═══ EXERCISE DATA

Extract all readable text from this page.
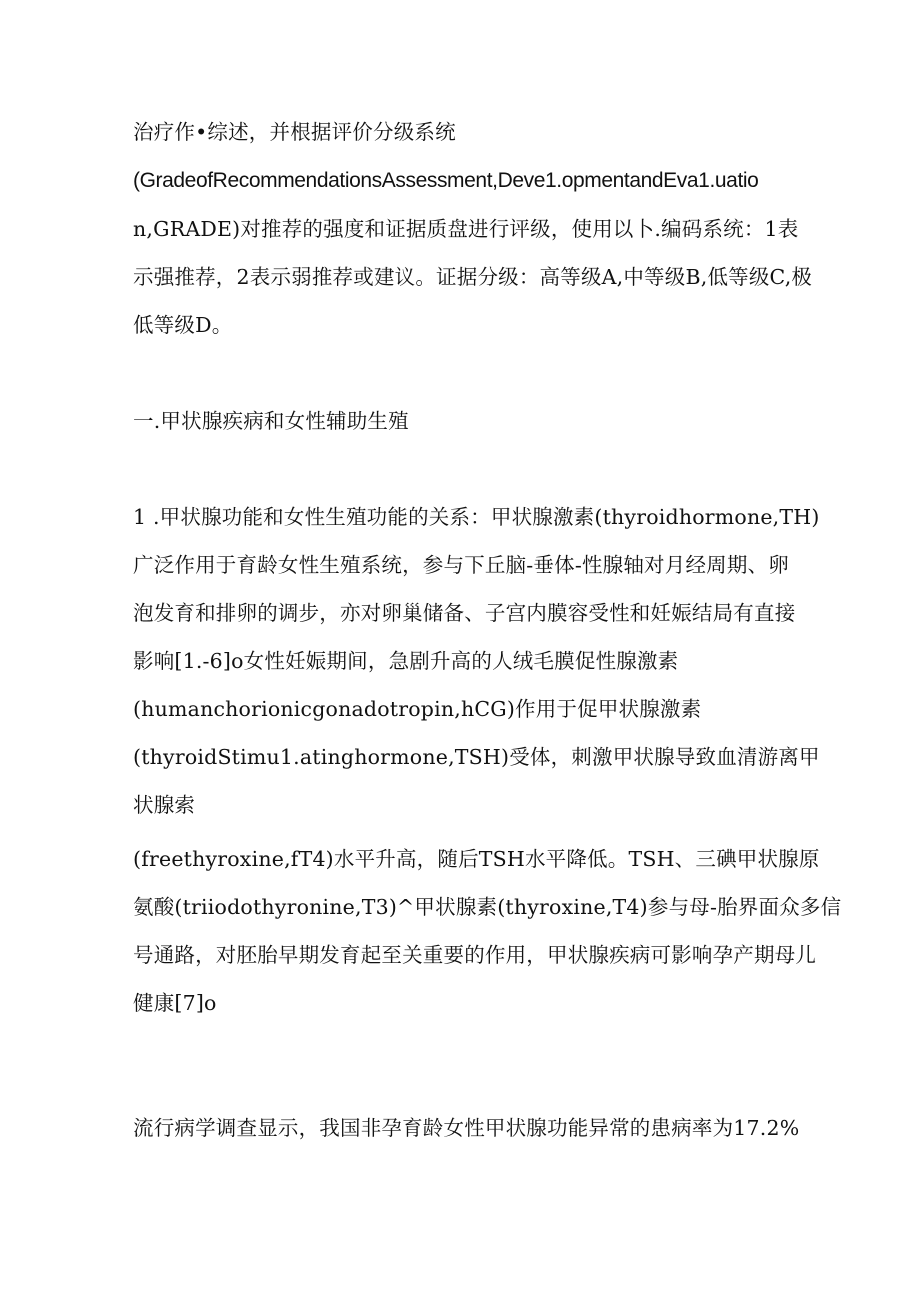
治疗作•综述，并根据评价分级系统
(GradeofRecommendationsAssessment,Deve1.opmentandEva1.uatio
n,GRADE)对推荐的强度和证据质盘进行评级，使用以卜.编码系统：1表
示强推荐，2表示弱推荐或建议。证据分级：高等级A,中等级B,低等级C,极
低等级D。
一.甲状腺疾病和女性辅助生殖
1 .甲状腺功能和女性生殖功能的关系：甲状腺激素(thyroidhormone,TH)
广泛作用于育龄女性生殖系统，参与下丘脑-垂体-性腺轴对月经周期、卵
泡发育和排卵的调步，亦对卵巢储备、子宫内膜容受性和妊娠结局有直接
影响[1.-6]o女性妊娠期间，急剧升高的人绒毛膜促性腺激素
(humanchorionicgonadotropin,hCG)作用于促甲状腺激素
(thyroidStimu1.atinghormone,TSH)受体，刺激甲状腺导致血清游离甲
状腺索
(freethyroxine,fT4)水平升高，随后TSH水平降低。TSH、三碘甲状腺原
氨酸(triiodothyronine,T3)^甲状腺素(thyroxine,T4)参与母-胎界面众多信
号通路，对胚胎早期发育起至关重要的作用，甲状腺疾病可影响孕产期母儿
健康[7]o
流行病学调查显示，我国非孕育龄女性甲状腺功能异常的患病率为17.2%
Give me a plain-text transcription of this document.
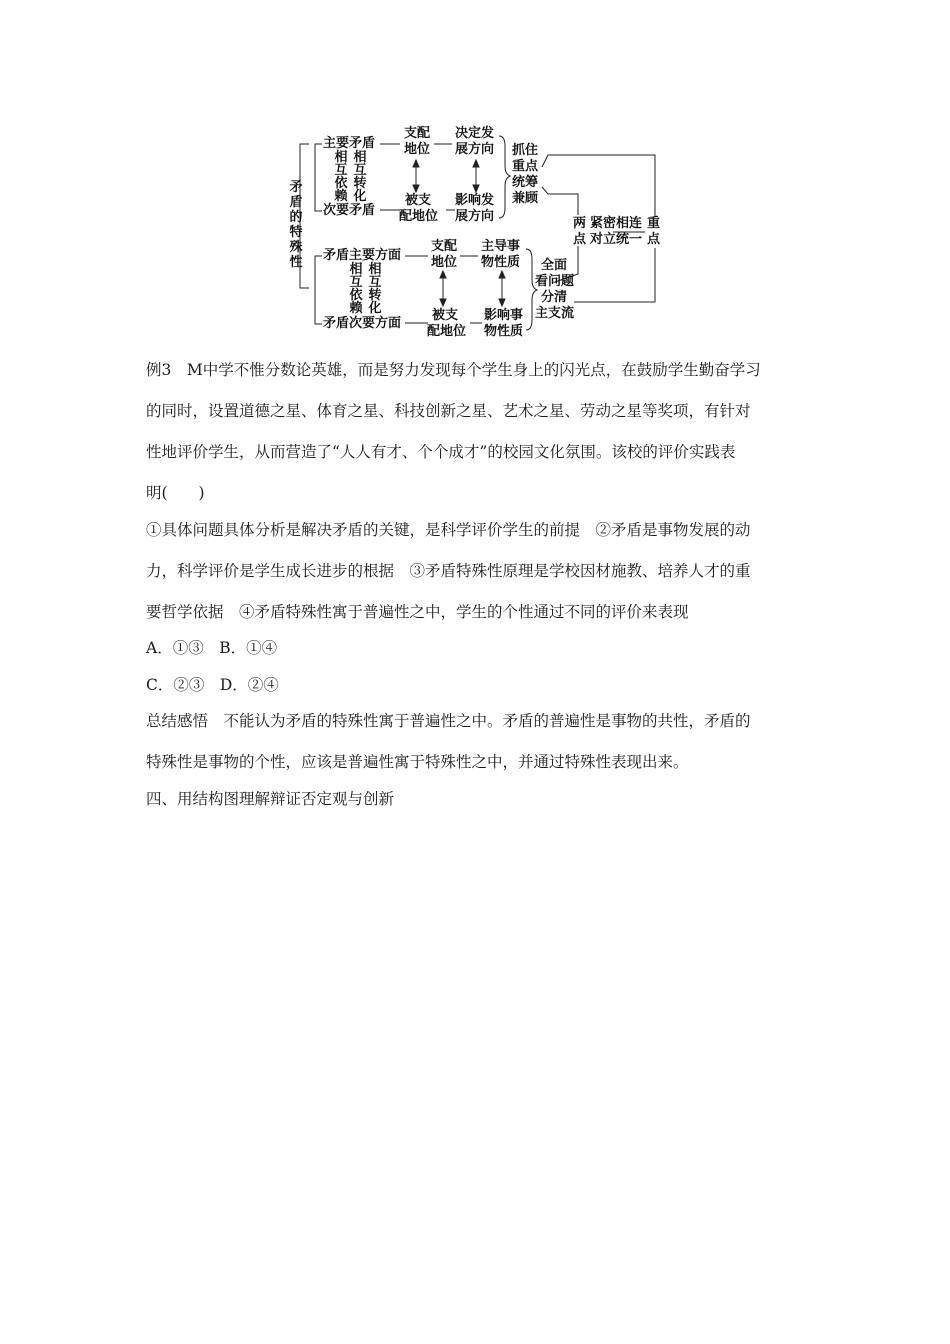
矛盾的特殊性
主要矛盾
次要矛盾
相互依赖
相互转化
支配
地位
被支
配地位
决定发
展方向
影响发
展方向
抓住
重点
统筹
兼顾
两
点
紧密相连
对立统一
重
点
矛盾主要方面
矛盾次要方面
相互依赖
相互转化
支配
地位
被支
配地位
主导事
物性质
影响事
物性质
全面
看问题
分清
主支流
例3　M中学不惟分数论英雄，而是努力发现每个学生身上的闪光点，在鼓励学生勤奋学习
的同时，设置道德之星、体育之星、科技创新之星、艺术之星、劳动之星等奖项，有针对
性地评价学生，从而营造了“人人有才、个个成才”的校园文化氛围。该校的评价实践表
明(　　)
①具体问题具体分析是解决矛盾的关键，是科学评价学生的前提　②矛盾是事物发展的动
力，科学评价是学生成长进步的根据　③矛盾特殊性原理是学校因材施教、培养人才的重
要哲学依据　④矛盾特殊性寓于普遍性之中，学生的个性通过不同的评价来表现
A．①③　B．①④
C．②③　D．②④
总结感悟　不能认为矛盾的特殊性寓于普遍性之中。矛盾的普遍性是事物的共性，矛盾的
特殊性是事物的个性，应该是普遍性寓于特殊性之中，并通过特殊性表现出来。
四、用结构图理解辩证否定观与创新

══════

EXERCISE OBJECTIVE:
Show every line of the listing in which the string "this" can be found.

TASK RESPONSE:
Extract all readable text from this page.
Give me a plain-text transcription of this document.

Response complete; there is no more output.